Figure dataset records:

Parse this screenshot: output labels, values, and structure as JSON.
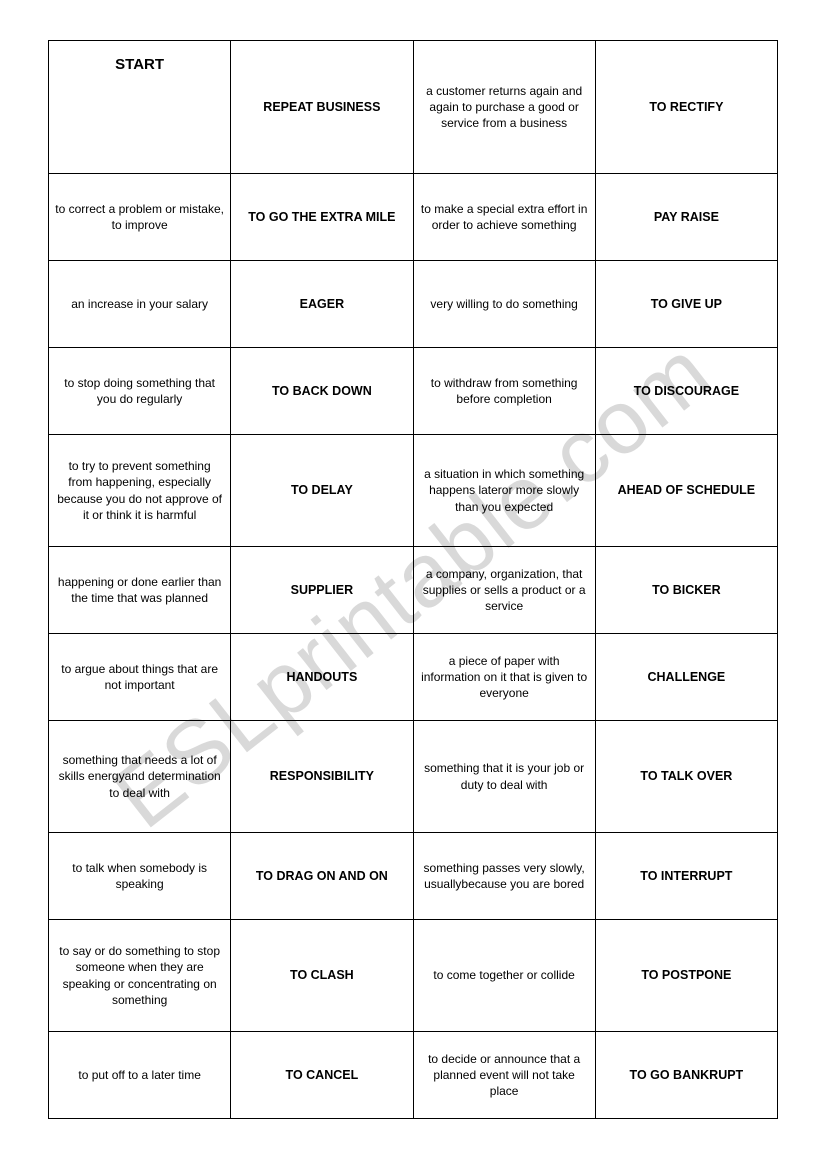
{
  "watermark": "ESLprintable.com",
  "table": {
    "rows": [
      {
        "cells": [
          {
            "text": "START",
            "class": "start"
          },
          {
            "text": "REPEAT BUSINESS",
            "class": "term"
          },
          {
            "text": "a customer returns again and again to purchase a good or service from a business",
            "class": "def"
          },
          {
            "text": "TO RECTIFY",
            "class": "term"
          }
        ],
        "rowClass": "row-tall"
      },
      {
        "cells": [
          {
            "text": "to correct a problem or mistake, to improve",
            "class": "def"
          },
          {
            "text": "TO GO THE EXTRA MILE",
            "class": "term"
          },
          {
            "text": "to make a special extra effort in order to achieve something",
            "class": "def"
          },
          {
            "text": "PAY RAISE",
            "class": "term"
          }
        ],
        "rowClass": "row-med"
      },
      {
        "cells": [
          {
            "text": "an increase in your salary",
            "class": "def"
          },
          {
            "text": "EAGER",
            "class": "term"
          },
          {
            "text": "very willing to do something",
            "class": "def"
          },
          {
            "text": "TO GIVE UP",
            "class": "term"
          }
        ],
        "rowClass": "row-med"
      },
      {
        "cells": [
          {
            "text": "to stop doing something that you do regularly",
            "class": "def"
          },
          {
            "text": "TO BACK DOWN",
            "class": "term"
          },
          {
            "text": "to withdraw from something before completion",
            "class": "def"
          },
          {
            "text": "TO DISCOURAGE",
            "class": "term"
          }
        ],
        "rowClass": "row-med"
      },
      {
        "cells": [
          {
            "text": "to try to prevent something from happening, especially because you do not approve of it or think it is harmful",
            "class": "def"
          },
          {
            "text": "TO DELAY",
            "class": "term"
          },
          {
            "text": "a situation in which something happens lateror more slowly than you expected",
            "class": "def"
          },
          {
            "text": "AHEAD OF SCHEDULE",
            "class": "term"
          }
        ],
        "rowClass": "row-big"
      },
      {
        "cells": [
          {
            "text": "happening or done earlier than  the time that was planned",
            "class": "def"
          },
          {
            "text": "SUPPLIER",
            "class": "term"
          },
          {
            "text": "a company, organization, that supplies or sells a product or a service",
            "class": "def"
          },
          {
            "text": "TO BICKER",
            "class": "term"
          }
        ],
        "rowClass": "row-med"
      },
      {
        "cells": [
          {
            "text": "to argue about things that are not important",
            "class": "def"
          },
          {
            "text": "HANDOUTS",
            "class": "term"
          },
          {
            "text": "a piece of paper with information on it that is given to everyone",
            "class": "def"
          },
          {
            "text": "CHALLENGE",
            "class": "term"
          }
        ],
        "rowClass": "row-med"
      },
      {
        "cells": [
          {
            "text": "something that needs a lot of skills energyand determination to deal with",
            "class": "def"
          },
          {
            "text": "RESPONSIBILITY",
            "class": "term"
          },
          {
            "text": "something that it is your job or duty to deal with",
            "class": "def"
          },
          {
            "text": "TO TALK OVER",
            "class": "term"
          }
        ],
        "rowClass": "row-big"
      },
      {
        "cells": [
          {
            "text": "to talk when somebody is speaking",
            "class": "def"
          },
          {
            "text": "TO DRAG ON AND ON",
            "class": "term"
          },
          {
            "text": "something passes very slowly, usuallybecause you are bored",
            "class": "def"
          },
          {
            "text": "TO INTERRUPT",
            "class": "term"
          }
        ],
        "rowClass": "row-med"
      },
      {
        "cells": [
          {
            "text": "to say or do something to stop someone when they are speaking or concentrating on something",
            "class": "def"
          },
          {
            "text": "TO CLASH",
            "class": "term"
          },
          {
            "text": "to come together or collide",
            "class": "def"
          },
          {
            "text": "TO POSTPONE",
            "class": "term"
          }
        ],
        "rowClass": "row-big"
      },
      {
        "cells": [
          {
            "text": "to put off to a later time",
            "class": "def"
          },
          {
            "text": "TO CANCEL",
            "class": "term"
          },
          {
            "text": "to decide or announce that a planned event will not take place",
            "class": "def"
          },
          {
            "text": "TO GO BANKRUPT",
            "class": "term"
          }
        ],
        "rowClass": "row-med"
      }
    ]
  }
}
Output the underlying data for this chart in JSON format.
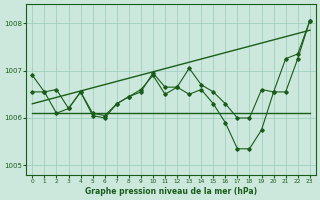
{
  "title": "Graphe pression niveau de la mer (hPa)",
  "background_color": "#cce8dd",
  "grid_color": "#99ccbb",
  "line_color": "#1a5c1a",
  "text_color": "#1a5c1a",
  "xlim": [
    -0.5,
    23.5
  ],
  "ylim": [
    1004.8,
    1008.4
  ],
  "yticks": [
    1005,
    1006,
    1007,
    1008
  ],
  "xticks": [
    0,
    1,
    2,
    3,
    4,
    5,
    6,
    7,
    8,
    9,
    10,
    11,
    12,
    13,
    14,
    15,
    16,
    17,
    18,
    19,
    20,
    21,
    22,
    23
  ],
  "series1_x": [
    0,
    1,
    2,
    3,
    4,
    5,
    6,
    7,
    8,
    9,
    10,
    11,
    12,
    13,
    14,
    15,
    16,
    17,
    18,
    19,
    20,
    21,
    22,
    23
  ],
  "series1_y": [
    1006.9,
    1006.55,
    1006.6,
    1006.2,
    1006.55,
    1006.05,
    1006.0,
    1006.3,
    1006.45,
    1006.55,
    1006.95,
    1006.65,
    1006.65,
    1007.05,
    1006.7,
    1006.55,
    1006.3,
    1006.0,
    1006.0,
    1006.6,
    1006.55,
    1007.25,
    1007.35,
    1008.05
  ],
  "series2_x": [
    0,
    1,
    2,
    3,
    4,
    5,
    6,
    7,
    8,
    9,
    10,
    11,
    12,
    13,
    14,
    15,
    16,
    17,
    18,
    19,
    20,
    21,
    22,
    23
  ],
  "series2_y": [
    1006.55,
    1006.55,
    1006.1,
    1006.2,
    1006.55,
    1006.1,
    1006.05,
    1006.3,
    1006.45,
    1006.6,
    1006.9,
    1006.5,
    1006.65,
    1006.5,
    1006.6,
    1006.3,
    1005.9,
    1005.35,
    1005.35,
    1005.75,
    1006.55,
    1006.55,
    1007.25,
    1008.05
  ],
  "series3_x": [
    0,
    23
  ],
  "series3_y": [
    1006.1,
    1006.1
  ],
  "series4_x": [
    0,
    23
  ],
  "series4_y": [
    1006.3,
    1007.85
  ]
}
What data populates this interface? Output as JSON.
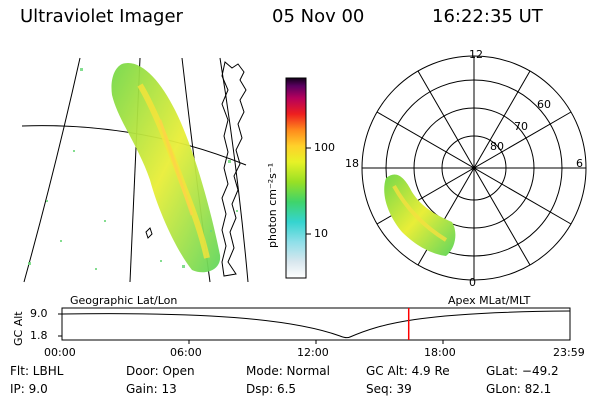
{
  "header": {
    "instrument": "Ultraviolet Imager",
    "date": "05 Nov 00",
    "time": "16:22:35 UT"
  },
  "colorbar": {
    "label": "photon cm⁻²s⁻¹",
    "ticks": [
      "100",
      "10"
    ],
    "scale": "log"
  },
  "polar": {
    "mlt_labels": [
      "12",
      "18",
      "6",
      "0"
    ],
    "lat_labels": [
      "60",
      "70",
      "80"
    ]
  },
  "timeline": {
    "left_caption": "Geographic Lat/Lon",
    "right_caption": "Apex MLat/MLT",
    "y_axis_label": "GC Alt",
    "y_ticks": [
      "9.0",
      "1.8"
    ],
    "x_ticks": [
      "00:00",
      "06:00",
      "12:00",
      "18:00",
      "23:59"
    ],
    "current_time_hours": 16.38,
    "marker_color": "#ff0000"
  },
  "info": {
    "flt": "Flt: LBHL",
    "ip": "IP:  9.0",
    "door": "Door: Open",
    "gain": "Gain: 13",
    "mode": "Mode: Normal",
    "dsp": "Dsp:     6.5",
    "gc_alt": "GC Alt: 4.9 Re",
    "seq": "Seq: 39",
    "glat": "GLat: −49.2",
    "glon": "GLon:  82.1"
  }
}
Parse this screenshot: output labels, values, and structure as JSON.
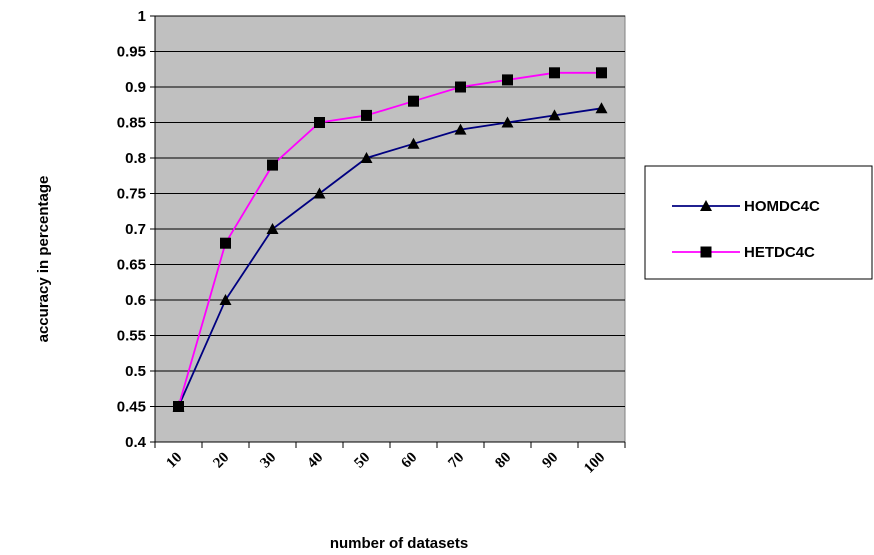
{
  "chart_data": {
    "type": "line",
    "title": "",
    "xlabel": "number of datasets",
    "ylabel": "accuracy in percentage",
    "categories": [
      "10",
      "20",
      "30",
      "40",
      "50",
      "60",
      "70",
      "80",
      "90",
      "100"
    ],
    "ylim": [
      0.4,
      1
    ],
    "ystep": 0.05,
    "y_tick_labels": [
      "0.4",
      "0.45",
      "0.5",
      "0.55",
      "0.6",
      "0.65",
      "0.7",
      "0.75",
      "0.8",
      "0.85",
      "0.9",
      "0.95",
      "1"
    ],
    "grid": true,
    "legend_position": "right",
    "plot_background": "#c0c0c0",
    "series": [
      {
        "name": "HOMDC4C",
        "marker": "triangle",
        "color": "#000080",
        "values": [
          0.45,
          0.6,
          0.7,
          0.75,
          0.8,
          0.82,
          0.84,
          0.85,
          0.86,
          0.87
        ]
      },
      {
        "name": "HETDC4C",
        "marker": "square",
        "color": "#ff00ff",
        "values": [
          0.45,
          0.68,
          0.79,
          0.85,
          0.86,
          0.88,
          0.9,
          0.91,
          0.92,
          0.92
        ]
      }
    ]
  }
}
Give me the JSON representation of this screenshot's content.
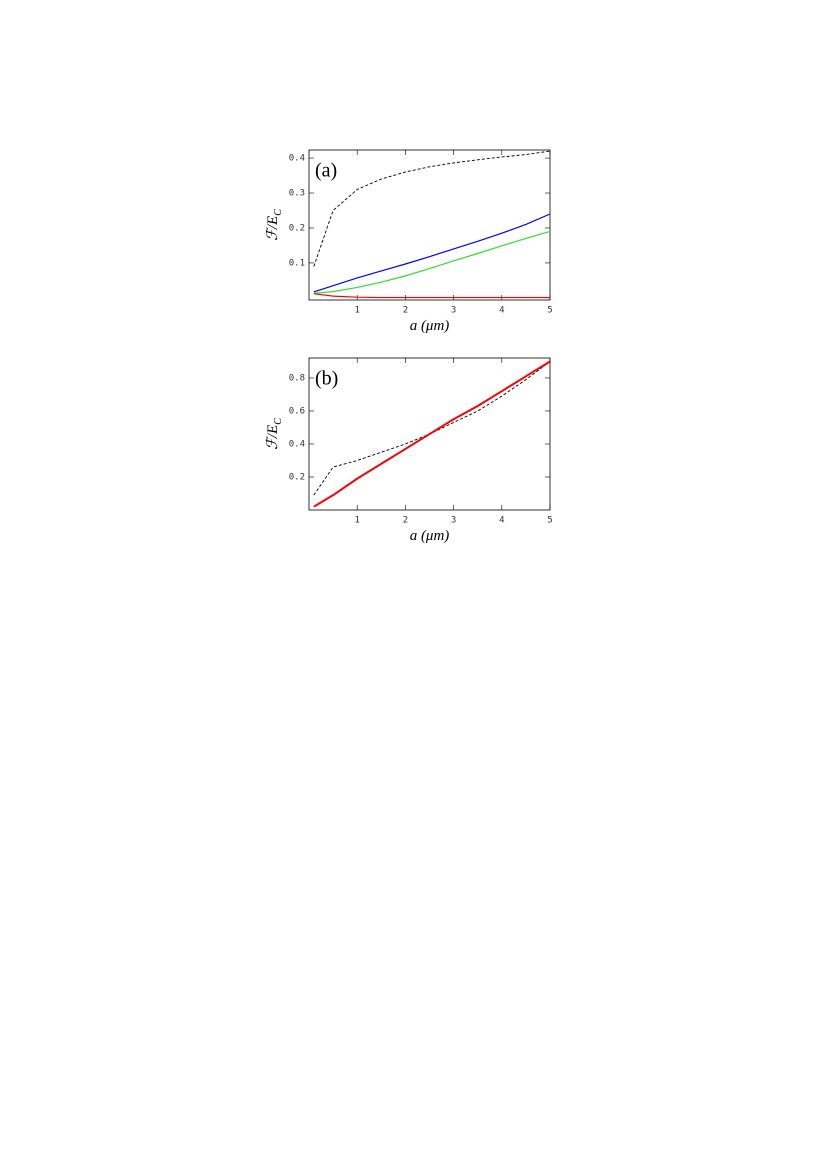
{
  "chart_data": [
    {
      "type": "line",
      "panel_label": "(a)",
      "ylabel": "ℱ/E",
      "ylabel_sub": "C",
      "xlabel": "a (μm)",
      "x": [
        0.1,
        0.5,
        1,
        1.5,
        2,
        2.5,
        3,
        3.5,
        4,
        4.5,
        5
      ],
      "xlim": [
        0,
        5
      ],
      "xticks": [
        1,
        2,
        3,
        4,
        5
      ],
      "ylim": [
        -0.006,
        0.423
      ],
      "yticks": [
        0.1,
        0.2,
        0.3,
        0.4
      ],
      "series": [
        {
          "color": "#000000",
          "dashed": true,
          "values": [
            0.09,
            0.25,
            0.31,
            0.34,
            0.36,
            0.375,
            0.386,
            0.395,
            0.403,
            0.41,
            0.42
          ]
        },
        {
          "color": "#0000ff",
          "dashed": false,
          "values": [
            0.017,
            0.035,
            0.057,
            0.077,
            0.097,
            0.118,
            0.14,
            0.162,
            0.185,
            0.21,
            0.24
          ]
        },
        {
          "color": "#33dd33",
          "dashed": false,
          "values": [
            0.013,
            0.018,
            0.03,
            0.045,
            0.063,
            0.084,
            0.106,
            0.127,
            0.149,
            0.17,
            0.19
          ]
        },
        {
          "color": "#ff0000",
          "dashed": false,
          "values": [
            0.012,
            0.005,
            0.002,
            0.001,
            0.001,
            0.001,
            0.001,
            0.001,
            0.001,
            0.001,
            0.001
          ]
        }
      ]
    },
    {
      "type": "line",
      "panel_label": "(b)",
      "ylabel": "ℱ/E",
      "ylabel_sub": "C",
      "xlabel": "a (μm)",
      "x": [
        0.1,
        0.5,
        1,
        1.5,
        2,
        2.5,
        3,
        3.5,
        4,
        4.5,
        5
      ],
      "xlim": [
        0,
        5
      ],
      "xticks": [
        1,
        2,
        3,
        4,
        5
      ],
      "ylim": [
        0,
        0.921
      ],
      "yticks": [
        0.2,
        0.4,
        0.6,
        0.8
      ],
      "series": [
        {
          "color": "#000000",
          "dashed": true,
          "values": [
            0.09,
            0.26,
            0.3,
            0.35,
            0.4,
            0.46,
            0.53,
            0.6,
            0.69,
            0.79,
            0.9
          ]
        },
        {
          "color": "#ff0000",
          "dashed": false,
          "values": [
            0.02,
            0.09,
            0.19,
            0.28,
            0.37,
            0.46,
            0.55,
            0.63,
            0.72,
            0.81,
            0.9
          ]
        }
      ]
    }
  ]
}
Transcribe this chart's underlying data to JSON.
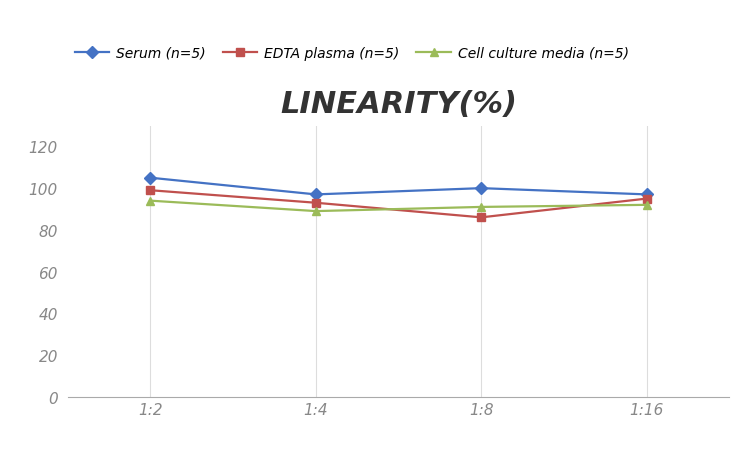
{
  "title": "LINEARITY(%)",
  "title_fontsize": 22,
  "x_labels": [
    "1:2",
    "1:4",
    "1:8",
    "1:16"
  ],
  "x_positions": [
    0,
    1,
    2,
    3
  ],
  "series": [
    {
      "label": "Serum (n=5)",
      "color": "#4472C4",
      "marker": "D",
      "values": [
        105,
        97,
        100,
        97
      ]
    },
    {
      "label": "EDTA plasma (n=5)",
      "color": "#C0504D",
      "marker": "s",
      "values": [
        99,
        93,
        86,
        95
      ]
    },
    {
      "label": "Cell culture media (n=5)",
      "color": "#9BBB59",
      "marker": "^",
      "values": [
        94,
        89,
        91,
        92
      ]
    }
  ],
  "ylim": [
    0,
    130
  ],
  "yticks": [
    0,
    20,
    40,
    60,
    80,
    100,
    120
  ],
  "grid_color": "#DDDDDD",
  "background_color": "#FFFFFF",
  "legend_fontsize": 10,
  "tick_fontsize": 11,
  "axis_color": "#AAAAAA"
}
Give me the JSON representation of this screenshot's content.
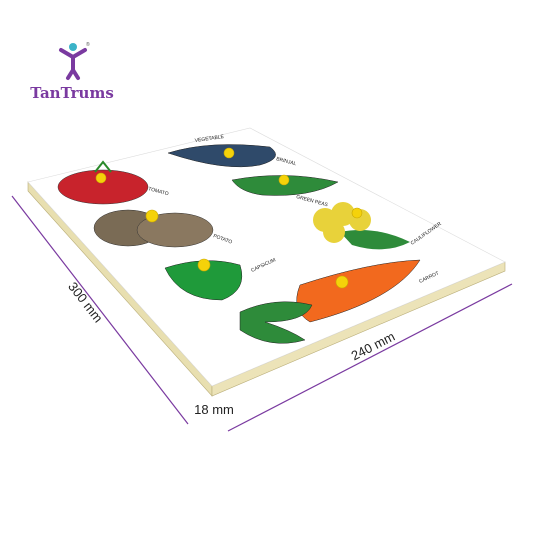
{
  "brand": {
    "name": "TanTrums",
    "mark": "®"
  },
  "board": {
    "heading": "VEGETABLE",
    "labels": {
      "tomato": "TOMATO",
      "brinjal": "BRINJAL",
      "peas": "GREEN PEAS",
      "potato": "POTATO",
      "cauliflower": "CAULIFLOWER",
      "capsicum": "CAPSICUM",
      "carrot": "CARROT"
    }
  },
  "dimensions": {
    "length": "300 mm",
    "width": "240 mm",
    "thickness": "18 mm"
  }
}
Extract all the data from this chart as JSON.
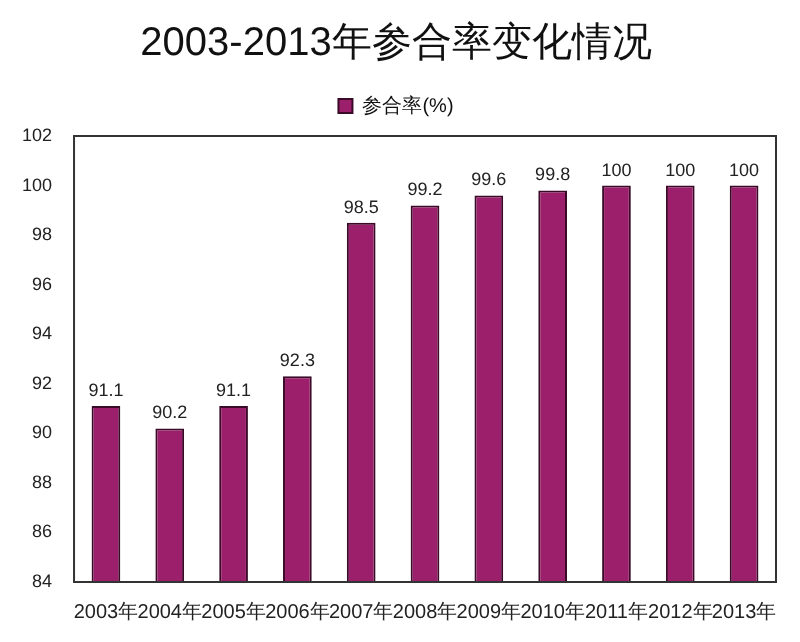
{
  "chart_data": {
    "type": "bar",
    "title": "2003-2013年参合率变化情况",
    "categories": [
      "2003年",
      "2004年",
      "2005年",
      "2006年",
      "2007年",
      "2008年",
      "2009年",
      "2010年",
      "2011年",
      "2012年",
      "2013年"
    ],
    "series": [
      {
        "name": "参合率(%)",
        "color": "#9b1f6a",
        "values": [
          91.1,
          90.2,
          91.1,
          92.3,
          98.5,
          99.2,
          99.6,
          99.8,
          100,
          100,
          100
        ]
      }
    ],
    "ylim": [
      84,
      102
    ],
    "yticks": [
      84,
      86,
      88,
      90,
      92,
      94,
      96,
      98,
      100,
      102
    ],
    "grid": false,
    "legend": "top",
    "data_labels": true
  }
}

(Goal): State how many lines above contain the string "your", with no other words.

(Expected output): 2